What needs to be done
Identify every line in the records below that contains the word "kłębuszków", and copy each of those lines.

Given records
start
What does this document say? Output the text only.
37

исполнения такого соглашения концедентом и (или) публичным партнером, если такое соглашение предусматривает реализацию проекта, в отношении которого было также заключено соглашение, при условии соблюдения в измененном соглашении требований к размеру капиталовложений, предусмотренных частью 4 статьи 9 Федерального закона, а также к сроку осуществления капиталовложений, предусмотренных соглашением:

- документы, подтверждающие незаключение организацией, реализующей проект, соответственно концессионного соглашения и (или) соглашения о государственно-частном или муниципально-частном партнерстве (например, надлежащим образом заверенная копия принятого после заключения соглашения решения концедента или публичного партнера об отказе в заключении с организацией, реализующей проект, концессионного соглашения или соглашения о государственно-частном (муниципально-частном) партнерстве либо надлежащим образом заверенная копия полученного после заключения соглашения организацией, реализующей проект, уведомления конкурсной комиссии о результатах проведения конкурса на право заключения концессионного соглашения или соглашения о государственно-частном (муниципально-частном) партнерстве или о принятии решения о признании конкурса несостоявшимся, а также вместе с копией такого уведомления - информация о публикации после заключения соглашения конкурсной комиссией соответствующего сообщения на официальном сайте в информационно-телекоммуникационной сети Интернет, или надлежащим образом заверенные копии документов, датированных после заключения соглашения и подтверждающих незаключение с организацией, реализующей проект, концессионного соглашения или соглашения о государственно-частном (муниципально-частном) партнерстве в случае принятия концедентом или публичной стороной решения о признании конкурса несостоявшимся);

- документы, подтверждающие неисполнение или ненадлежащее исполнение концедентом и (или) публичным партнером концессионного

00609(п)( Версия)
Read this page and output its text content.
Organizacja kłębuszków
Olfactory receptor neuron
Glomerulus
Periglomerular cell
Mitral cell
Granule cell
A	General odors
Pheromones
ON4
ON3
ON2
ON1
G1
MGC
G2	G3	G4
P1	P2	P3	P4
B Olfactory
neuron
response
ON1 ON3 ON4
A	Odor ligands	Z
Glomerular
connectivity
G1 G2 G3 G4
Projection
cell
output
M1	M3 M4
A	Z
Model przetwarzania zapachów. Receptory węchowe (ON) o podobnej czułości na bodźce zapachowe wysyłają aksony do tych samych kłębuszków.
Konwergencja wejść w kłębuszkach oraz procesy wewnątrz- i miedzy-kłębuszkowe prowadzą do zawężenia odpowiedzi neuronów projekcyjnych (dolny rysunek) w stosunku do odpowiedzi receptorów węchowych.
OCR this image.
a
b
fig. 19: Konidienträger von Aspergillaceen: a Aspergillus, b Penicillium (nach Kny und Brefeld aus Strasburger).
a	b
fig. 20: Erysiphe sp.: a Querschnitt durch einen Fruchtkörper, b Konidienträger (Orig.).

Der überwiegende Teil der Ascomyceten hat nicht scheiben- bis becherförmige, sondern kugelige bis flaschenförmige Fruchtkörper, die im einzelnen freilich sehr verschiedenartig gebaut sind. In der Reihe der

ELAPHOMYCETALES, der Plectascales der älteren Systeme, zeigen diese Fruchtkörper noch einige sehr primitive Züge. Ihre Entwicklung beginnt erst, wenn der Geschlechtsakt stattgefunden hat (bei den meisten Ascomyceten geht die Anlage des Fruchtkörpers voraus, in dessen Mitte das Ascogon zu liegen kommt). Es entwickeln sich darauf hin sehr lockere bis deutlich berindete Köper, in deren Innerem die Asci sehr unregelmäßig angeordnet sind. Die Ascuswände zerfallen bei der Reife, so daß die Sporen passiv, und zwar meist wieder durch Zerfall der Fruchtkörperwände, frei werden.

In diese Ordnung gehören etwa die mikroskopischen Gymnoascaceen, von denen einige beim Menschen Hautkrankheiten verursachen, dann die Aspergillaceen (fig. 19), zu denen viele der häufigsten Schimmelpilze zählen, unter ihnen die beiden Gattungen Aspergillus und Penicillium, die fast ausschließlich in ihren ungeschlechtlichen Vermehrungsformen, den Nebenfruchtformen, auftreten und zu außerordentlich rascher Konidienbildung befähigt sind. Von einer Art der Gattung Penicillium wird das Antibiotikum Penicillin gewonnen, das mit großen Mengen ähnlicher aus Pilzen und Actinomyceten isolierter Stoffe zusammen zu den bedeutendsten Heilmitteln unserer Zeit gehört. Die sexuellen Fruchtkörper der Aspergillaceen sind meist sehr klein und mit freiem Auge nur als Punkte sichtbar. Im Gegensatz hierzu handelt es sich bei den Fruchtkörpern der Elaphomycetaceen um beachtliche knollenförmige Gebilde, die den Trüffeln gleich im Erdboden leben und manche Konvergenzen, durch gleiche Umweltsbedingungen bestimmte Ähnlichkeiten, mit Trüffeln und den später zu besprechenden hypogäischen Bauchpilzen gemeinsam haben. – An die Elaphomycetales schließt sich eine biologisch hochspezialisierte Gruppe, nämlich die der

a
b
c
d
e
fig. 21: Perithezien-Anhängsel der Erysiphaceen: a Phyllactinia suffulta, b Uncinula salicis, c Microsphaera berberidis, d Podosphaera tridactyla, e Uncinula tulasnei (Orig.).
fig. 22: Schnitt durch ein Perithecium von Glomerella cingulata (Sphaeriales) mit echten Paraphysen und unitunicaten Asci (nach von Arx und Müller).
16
end
Output for this exercise
Organizacja kłębuszków
Model przetwarzania zapachów. Receptory węchowe (ON) o podobnej czułości na bodźce zapachowe wysyłają aksony do tych samych kłębuszków.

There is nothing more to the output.